Do this:
Output the material exactly, but drop every image it holds.

Collected data entries:

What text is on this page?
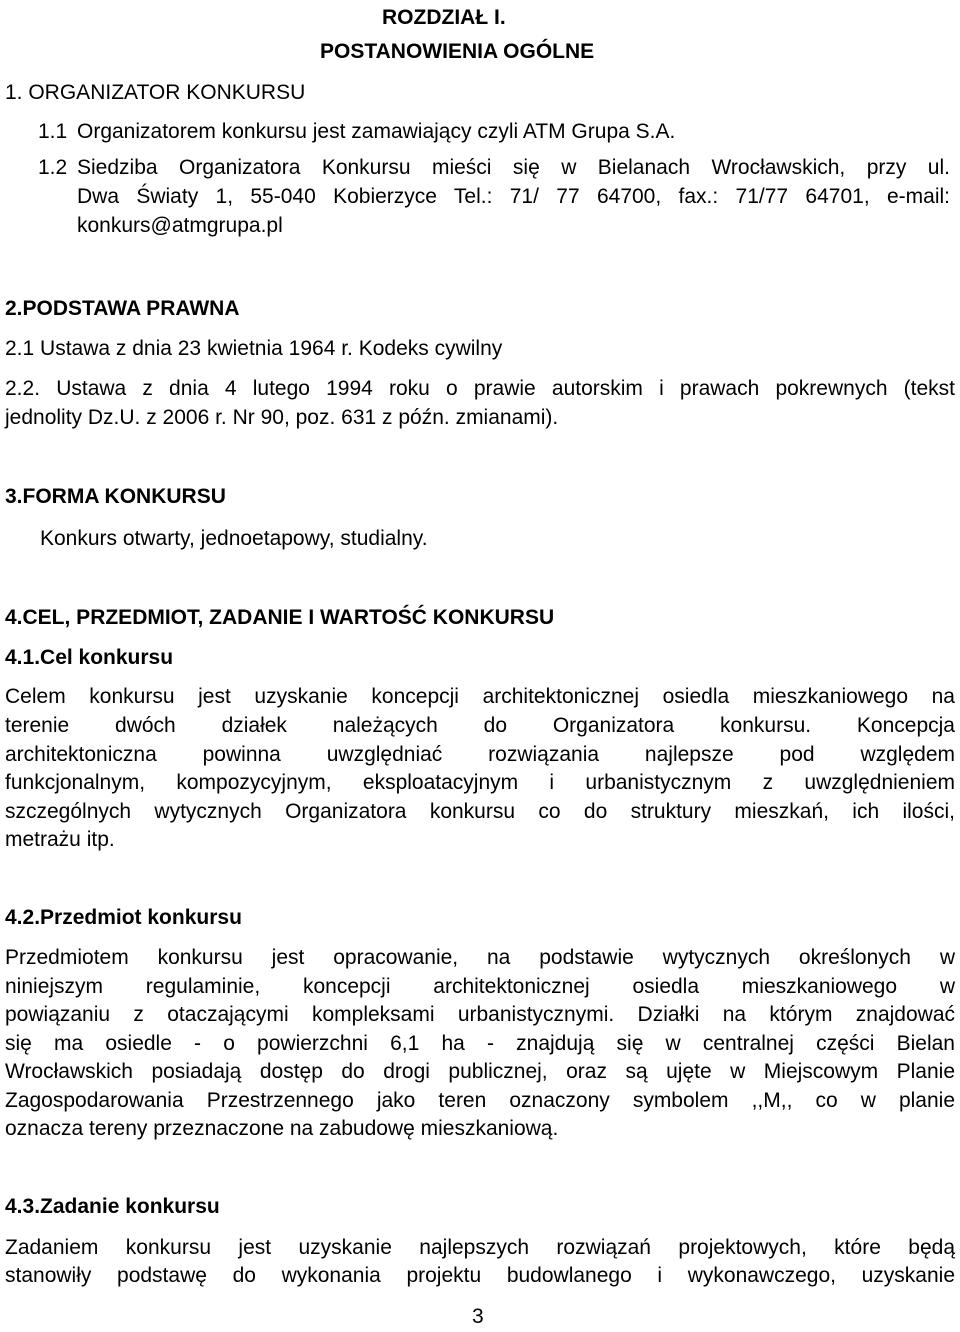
ROZDZIAŁ I.
POSTANOWIENIA OGÓLNE
1. ORGANIZATOR KONKURSU
1.1 Organizatorem konkursu jest zamawiający czyli ATM Grupa S.A.
1.2 Siedziba Organizatora Konkursu mieści się w Bielanach Wrocławskich, przy ul.
Dwa Światy 1, 55-040 Kobierzyce Tel.: 71/ 77 64700, fax.: 71/77 64701, e-mail:
konkurs@atmgrupa.pl
2.PODSTAWA PRAWNA
2.1 Ustawa z dnia 23 kwietnia 1964 r. Kodeks cywilny
2.2. Ustawa z dnia 4 lutego 1994 roku o prawie autorskim i prawach pokrewnych (tekst
jednolity Dz.U. z 2006 r. Nr 90, poz. 631 z późn. zmianami).
3.FORMA KONKURSU
Konkurs otwarty, jednoetapowy, studialny.
4.CEL, PRZEDMIOT, ZADANIE I WARTOŚĆ KONKURSU
4.1.Cel konkursu
Celem konkursu jest uzyskanie koncepcji architektonicznej osiedla mieszkaniowego na
terenie dwóch działek należących do Organizatora konkursu. Koncepcja
architektoniczna powinna uwzględniać rozwiązania najlepsze pod względem
funkcjonalnym, kompozycyjnym, eksploatacyjnym i urbanistycznym z uwzględnieniem
szczególnych wytycznych Organizatora konkursu co do struktury mieszkań, ich ilości,
metrażu itp.
4.2.Przedmiot konkursu
Przedmiotem konkursu jest opracowanie, na podstawie wytycznych określonych w
niniejszym regulaminie, koncepcji architektonicznej osiedla mieszkaniowego w
powiązaniu z otaczającymi kompleksami urbanistycznymi. Działki na którym znajdować
się ma osiedle - o powierzchni 6,1 ha - znajdują się w centralnej części Bielan
Wrocławskich posiadają dostęp do drogi publicznej, oraz są ujęte w Miejscowym Planie
Zagospodarowania Przestrzennego jako teren oznaczony symbolem ,,M,, co w planie
oznacza tereny przeznaczone na zabudowę mieszkaniową.
4.3.Zadanie konkursu
Zadaniem konkursu jest uzyskanie najlepszych rozwiązań projektowych, które będą
stanowiły podstawę do wykonania projektu budowlanego i wykonawczego, uzyskanie
3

Completed task:
What text is on this page?
ROZDZIAŁ I.
POSTANOWIENIA OGÓLNE
1. ORGANIZATOR KONKURSU
1.1 Organizatorem konkursu jest zamawiający czyli ATM Grupa S.A.
1.2 Siedziba Organizatora Konkursu mieści się w Bielanach Wrocławskich, przy ul.
Dwa Światy 1, 55-040 Kobierzyce Tel.: 71/ 77 64700, fax.: 71/77 64701, e-mail:
konkurs@atmgrupa.pl
2.PODSTAWA PRAWNA
2.1 Ustawa z dnia 23 kwietnia 1964 r. Kodeks cywilny
2.2. Ustawa z dnia 4 lutego 1994 roku o prawie autorskim i prawach pokrewnych (tekst
jednolity Dz.U. z 2006 r. Nr 90, poz. 631 z późn. zmianami).
3.FORMA KONKURSU
Konkurs otwarty, jednoetapowy, studialny.
4.CEL, PRZEDMIOT, ZADANIE I WARTOŚĆ KONKURSU
4.1.Cel konkursu
Celem konkursu jest uzyskanie koncepcji architektonicznej osiedla mieszkaniowego na
terenie dwóch działek należących do Organizatora konkursu. Koncepcja
architektoniczna powinna uwzględniać rozwiązania najlepsze pod względem
funkcjonalnym, kompozycyjnym, eksploatacyjnym i urbanistycznym z uwzględnieniem
szczególnych wytycznych Organizatora konkursu co do struktury mieszkań, ich ilości,
metrażu itp.
4.2.Przedmiot konkursu
Przedmiotem konkursu jest opracowanie, na podstawie wytycznych określonych w
niniejszym regulaminie, koncepcji architektonicznej osiedla mieszkaniowego w
powiązaniu z otaczającymi kompleksami urbanistycznymi. Działki na którym znajdować
się ma osiedle - o powierzchni 6,1 ha - znajdują się w centralnej części Bielan
Wrocławskich posiadają dostęp do drogi publicznej, oraz są ujęte w Miejscowym Planie
Zagospodarowania Przestrzennego jako teren oznaczony symbolem ,,M,, co w planie
oznacza tereny przeznaczone na zabudowę mieszkaniową.
4.3.Zadanie konkursu
Zadaniem konkursu jest uzyskanie najlepszych rozwiązań projektowych, które będą
stanowiły podstawę do wykonania projektu budowlanego i wykonawczego, uzyskanie
3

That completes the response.